Directions: Every line containing the word "JSON" needs to be found and copied.

Items:
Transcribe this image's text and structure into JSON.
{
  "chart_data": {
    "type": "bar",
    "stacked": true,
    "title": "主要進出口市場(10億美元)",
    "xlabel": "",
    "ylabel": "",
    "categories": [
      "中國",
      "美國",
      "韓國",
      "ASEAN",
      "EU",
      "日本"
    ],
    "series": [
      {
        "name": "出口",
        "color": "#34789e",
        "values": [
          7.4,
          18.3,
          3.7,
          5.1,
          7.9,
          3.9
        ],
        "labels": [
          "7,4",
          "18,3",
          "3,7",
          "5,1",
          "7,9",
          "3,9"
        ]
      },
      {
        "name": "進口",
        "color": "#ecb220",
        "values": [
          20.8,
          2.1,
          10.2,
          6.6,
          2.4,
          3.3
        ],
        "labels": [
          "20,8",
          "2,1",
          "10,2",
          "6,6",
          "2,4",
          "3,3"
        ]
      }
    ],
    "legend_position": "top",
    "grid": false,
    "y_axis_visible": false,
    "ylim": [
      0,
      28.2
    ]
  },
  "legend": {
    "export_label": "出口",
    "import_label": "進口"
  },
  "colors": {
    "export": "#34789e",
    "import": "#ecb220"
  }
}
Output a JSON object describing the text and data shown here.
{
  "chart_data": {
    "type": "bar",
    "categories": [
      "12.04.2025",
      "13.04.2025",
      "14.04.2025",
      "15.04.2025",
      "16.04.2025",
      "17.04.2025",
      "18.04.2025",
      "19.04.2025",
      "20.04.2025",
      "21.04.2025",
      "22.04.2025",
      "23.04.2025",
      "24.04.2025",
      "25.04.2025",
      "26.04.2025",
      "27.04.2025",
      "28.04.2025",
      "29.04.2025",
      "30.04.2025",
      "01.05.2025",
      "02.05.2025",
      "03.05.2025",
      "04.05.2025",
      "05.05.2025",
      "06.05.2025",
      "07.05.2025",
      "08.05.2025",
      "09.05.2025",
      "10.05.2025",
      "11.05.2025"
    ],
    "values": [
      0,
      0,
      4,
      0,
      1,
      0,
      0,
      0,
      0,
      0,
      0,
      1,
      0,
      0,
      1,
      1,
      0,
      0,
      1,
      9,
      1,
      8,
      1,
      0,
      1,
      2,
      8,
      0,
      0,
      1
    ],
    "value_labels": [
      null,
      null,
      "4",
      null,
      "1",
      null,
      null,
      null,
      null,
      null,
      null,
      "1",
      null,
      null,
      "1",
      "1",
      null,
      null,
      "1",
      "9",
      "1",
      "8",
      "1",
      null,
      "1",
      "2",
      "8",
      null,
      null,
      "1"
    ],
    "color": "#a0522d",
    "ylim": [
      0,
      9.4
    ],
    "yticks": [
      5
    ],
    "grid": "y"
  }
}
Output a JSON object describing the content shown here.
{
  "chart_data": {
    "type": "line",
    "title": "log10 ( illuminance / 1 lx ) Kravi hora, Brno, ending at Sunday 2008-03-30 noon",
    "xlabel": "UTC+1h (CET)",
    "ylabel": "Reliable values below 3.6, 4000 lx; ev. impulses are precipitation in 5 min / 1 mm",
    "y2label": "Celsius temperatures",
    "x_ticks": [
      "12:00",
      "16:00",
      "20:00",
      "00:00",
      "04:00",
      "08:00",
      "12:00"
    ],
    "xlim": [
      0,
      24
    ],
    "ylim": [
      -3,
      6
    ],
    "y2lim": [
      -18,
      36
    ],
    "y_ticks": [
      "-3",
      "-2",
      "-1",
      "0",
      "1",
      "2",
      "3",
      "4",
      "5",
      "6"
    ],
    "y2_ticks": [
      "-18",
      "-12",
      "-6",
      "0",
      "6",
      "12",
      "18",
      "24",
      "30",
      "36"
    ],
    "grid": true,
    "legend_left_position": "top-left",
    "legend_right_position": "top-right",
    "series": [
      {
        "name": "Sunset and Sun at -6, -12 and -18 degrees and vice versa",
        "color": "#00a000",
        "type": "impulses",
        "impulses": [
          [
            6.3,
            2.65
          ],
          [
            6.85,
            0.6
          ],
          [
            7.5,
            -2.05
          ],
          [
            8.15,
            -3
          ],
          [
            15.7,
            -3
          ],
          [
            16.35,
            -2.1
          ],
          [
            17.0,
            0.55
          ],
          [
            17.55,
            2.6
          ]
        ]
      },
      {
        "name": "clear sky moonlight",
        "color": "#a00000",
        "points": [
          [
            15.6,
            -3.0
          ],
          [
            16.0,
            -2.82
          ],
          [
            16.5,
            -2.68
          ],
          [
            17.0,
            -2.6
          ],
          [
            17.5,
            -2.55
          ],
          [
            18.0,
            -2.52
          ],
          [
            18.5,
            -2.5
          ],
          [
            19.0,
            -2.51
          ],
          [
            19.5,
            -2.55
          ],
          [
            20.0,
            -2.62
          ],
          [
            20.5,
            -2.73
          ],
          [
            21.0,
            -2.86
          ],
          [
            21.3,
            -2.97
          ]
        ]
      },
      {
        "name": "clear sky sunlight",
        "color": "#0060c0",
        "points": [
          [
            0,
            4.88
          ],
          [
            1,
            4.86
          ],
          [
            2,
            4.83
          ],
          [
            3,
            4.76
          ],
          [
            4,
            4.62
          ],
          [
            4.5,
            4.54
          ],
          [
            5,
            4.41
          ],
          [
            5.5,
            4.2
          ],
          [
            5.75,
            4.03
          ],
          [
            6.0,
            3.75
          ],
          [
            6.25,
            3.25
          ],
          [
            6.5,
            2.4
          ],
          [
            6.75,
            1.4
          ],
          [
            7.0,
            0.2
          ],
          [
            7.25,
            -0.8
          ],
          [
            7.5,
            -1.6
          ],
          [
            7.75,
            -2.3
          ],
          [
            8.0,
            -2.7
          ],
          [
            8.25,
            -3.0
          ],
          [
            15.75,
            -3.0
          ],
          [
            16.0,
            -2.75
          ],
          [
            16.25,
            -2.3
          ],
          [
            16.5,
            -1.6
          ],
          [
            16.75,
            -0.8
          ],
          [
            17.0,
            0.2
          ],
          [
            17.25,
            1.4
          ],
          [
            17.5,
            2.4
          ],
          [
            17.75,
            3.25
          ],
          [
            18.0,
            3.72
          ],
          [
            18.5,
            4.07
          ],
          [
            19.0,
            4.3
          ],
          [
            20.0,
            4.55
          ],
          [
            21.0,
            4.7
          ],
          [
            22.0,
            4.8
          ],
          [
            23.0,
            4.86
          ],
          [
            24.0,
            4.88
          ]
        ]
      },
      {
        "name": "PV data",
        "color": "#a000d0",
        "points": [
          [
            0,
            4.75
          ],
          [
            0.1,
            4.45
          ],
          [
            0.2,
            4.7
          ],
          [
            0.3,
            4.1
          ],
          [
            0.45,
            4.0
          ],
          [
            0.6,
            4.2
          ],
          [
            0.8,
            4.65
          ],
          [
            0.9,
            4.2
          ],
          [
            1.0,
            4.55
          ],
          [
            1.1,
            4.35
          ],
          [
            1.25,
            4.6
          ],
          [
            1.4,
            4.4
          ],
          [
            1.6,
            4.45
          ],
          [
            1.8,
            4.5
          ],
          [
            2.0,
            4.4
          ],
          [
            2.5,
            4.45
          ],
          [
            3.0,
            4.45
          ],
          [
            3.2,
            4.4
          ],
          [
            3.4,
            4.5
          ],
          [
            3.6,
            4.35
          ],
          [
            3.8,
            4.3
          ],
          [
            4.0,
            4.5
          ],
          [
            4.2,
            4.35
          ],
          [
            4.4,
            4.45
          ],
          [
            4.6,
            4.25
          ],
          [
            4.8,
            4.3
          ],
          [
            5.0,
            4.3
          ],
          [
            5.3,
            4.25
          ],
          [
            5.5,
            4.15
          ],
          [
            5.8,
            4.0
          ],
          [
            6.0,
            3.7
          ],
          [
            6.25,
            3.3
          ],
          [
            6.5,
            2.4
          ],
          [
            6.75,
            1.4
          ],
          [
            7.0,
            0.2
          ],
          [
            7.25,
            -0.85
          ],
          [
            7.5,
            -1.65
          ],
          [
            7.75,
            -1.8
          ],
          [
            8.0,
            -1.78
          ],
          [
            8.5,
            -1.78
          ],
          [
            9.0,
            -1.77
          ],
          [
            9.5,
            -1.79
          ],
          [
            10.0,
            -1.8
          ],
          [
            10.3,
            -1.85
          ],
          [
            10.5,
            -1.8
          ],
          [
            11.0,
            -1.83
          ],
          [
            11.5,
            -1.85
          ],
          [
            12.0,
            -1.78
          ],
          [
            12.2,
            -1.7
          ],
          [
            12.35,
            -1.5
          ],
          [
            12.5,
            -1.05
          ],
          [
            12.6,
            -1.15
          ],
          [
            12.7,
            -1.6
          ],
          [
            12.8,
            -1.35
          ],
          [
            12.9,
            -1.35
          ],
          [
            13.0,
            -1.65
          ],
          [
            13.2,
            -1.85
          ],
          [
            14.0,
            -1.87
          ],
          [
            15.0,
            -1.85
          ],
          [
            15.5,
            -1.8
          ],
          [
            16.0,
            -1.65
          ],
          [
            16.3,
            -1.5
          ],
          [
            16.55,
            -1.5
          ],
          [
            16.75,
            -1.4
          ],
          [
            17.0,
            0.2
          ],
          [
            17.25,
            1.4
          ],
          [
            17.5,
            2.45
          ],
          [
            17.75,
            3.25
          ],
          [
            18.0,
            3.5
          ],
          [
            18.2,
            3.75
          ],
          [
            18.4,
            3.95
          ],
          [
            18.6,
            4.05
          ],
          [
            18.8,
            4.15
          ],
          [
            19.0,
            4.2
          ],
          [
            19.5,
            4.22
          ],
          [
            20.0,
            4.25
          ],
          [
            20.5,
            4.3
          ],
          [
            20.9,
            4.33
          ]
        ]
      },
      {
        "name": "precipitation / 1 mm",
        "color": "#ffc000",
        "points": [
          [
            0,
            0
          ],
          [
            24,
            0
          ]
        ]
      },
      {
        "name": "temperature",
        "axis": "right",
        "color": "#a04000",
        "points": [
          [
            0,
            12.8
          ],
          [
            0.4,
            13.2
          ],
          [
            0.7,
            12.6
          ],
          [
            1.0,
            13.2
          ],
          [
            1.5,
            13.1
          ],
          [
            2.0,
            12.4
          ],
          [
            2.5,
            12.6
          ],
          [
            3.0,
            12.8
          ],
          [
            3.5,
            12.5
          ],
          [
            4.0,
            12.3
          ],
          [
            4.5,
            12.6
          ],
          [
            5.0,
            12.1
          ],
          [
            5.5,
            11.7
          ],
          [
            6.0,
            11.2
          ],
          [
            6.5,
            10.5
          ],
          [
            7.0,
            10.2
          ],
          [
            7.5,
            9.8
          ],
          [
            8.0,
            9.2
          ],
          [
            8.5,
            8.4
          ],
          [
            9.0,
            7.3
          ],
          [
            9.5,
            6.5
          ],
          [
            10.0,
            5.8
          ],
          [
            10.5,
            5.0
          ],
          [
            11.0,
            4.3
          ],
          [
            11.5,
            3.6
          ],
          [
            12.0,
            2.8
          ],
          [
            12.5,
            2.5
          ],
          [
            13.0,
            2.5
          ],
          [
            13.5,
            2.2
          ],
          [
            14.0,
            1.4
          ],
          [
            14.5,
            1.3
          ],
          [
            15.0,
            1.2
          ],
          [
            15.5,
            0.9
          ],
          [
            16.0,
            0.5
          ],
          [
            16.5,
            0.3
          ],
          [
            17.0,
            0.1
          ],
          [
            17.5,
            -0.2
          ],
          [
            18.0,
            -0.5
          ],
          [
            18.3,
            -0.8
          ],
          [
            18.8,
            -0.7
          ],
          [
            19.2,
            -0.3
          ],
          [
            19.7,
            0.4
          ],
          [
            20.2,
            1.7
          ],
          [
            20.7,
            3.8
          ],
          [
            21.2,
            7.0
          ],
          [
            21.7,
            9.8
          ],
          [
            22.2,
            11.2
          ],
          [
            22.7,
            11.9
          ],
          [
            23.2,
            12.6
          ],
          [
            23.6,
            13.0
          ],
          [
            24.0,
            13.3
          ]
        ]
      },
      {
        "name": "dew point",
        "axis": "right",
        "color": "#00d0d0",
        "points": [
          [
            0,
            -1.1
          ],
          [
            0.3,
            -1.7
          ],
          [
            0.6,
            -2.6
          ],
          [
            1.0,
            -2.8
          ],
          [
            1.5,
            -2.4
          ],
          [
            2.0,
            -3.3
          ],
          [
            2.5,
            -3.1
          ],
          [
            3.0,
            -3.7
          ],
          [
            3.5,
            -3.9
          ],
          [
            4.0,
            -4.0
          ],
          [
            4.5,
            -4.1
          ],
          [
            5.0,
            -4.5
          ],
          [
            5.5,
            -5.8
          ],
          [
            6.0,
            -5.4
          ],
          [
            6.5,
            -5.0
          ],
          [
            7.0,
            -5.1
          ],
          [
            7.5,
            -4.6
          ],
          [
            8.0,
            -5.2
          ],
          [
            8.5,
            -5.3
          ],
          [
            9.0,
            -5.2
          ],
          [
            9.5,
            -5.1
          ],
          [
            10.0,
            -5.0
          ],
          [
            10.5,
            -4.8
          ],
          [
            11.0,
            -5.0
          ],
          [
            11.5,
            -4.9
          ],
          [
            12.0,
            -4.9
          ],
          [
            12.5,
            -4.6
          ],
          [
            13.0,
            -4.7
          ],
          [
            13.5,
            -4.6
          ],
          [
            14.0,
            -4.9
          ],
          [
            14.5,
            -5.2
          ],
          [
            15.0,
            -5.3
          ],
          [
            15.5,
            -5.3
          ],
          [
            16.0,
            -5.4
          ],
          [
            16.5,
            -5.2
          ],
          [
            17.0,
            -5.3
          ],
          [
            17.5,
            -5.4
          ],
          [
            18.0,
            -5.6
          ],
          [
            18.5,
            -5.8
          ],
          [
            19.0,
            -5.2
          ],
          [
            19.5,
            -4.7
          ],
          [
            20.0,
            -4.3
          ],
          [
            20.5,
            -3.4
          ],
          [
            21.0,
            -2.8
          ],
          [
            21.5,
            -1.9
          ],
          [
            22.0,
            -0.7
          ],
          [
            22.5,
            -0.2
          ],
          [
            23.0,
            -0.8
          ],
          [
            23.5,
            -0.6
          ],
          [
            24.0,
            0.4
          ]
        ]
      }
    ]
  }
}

Output of the task:
Transcribe this image's text and structure into JSON.
Output a JSON object describing the text and data shown here.
Output a JSON object describing the content shown here.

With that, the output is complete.